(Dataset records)

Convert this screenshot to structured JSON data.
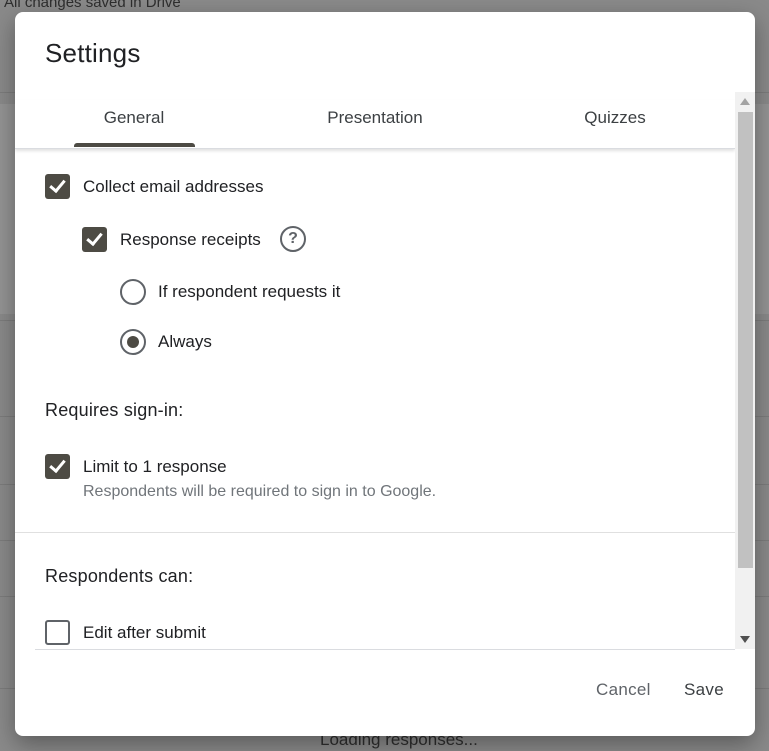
{
  "background": {
    "saved_status": "All changes saved in Drive",
    "loading_text": "Loading responses..."
  },
  "dialog": {
    "title": "Settings",
    "tabs": [
      {
        "label": "General",
        "active": true
      },
      {
        "label": "Presentation",
        "active": false
      },
      {
        "label": "Quizzes",
        "active": false
      }
    ],
    "general": {
      "collect_email": {
        "label": "Collect email addresses",
        "checked": true
      },
      "response_receipts": {
        "label": "Response receipts",
        "checked": true,
        "help_icon": "help-circle-icon"
      },
      "receipt_options": [
        {
          "label": "If respondent requests it",
          "selected": false
        },
        {
          "label": "Always",
          "selected": true
        }
      ],
      "requires_signin": {
        "heading": "Requires sign-in:",
        "limit_one": {
          "label": "Limit to 1 response",
          "description": "Respondents will be required to sign in to Google.",
          "checked": true
        }
      },
      "respondents_can": {
        "heading": "Respondents can:",
        "edit_after_submit": {
          "label": "Edit after submit",
          "checked": false
        }
      }
    },
    "buttons": {
      "cancel": "Cancel",
      "save": "Save"
    }
  },
  "colors": {
    "accent": "#4d4b44",
    "overlay": "#8a8a8a"
  }
}
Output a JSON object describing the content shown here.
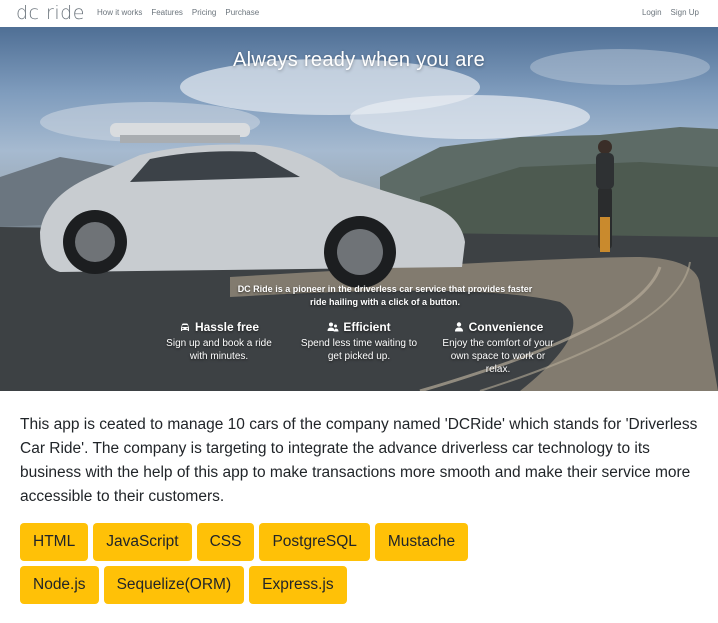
{
  "navbar": {
    "brand": "dc ride",
    "links": [
      "How it works",
      "Features",
      "Pricing",
      "Purchase"
    ],
    "right_links": [
      "Login",
      "Sign Up"
    ]
  },
  "hero": {
    "title": "Always ready when you are",
    "subtitle": "DC Ride is a pioneer in the driverless car service that provides faster ride hailing with a click of a button.",
    "features": [
      {
        "icon": "car-icon",
        "title": "Hassle free",
        "text": "Sign up and book a ride with minutes."
      },
      {
        "icon": "users-icon",
        "title": "Efficient",
        "text": "Spend less time waiting to get picked up."
      },
      {
        "icon": "user-icon",
        "title": "Convenience",
        "text": "Enjoy the comfort of your own space to work or relax."
      }
    ]
  },
  "description": "This app is ceated to manage 10 cars of the company named 'DCRide' which stands for 'Driverless Car Ride'. The company is targeting to integrate the advance driverless car technology to its business with the help of this app to make transactions more smooth and make their service more accessible to their customers.",
  "tags": [
    "HTML",
    "JavaScript",
    "CSS",
    "PostgreSQL",
    "Mustache",
    "Node.js",
    "Sequelize(ORM)",
    "Express.js"
  ],
  "colors": {
    "tag_bg": "#ffc107",
    "nav_text": "#6c757d",
    "body_text": "#212529"
  }
}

What needs to be done:
Leave out the pictures and give the rest of the records again exactly.

Solved problem:
Convert this screenshot to structured JSON data.
{
  "background": {
    "saved_status": "All changes saved in Drive",
    "loading_text": "Loading responses..."
  },
  "dialog": {
    "title": "Settings",
    "tabs": [
      {
        "label": "General",
        "active": true
      },
      {
        "label": "Presentation",
        "active": false
      },
      {
        "label": "Quizzes",
        "active": false
      }
    ],
    "general": {
      "collect_email": {
        "label": "Collect email addresses",
        "checked": true
      },
      "response_receipts": {
        "label": "Response receipts",
        "checked": true,
        "help_icon": "help-circle-icon"
      },
      "receipt_options": [
        {
          "label": "If respondent requests it",
          "selected": false
        },
        {
          "label": "Always",
          "selected": true
        }
      ],
      "requires_signin": {
        "heading": "Requires sign-in:",
        "limit_one": {
          "label": "Limit to 1 response",
          "description": "Respondents will be required to sign in to Google.",
          "checked": true
        }
      },
      "respondents_can": {
        "heading": "Respondents can:",
        "edit_after_submit": {
          "label": "Edit after submit",
          "checked": false
        }
      }
    },
    "buttons": {
      "cancel": "Cancel",
      "save": "Save"
    }
  },
  "colors": {
    "accent": "#4d4b44",
    "overlay": "#8a8a8a"
  }
}
Output a JSON object describing the content shown here.
{
  "navbar": {
    "brand": "dc ride",
    "links": [
      "How it works",
      "Features",
      "Pricing",
      "Purchase"
    ],
    "right_links": [
      "Login",
      "Sign Up"
    ]
  },
  "hero": {
    "title": "Always ready when you are",
    "subtitle": "DC Ride is a pioneer in the driverless car service that provides faster ride hailing with a click of a button.",
    "features": [
      {
        "icon": "car-icon",
        "title": "Hassle free",
        "text": "Sign up and book a ride with minutes."
      },
      {
        "icon": "users-icon",
        "title": "Efficient",
        "text": "Spend less time waiting to get picked up."
      },
      {
        "icon": "user-icon",
        "title": "Convenience",
        "text": "Enjoy the comfort of your own space to work or relax."
      }
    ]
  },
  "description": "This app is ceated to manage 10 cars of the company named 'DCRide' which stands for 'Driverless Car Ride'. The company is targeting to integrate the advance driverless car technology to its business with the help of this app to make transactions more smooth and make their service more accessible to their customers.",
  "tags": [
    "HTML",
    "JavaScript",
    "CSS",
    "PostgreSQL",
    "Mustache",
    "Node.js",
    "Sequelize(ORM)",
    "Express.js"
  ],
  "colors": {
    "tag_bg": "#ffc107",
    "nav_text": "#6c757d",
    "body_text": "#212529"
  }
}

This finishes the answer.